SCHRIFTLICHER AUFTRAG 1 → Wie viele familiengerichtliche Fälle untersuchte Wolfgang Hammer laut dem Artikel über die Hammer-Studie?
SCHRIFTLICHER AUFTRAG 2 → Prüfen Sie anhand des Artikels über die Hammer-Studie, ob diese Aussagen zutreffen, und antworten Sie jeweils mit Ja oder Nein samt den entscheidenden Textworten als wörtliches Zitat: (a) Die Hammer-Studie ist im Frühjahr erschienen. (b) Das Justizministerium plant eine eigene Studie. (c) Im zweiten Teil untersuchte Hammer etwa 500 Fälle von Inobhutnahmen.

VORLIEGENDER TEXT →
□ □ □

# taz.de -- Studie über Sexismus: Antifeminismus im Familiengericht
> Eine Studie zeigt auf wie sexistische Narrative Frauen in
> Gerichtsverfahren schaden. Die Bundesregierung scheint keinen
> Handlungsbedarf zu sehen.
IMG Bild: „Viele Entscheidungen orientieren sich nicht am Kindeswohl“, sagt Gökay Akbulut
Berlin taz | An Familiengerichten und in Jugendämtern begünstigen
„ideologische antifeministische Narrative“ Entscheidungen. So lautet ein
Ergebnis der im Frühjahr erschienenen [1][Hammer-Studie] „Familienrecht in
Deutschland – Eine Bestandsaufnahme“. Doch die Bundesregierung scheint
diese Erkenntnisse wenig bis gar nicht zu berücksichtigen.
So urteilt Gökay Akbulut, familienpolitische Sprecherin der Linksfraktion
im Bundestag nach einer Kleinen Anfrage an die Bundesregierung. Aus der
Antwort geht hervor: Laut Justizministerium „liegen keine Erkenntnisse vor,
dass häusliche Gewalt in familiengerichtlichen Verfahren systematisch nicht
angemessen berücksichtigt würde“.
Die Hammer-Studie bilanziert, dass Umgangsentscheidungen an
Familiengerichten regelmäßig zur Gefährdung von Frauen und Kindern
beitragen. Wolfgang Hammer untersuchte dafür etwa 1.000
familiengerichtliche Fälle – davon 92 Verfahren, die am
Bundesverfassungsgericht und Bundesgerichtshof verhandelt wurden.
In einem zweiten Teil untersuchte er etwa 1.000 Fälle von Inobhutnahmen.
Vier Narrative seien dabei entscheidend – unter anderem, dass Mütter Gewalt
und Missbrauch erfinden. Oftmals wird Partnerschaftsgewalt deshalb
verschwiegen. „Ich kann euch echt empfehlen, wenn ihr Gewalt erfahren habt
– thematisiert das nicht vor Gericht“, sagte [2][Autorin Jacinta Nandi dazu
in einem taz Talk Ende November]. Damit stünden die Chancen für das
Sorgerecht besser.
## Ministerium plant keine Studie
Das Justizministerium werte im Moment die Studie aus und prüfe weitere
Maßnahmen, heißt es weiter. Auch weist es in der Antwort auf die
entsprechende Vereinbarung im Koalitionsvertrag hin: „Wenn häusliche Gewalt
festgestellt wird, ist dies in einem Umgangsverfahren zwingend zu
berücksichtigen.“ Momentan werde die „bestmögliche Umsetzung“ dieses
Vorhabens geprüft.

□ □ □

BEREITGESTELLTE ANGABEN →
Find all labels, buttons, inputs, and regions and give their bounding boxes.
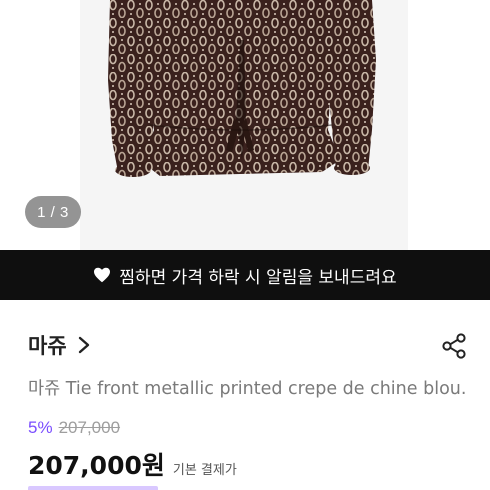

□ □ □

LÖSUNG DER AUFGABE 1 → Etwa 1.000 familiengerichtliche Fälle.

LÖSUNG DER AUFGABE 2 →
(a) Ja: „der im Frühjahr erschienenen“
(b) Nein: „Ministerium plant keine Studie“
(c) Nein: „In einem zweiten Teil untersuchte er etwa 1.000 Fälle von Inobhutnahmen.“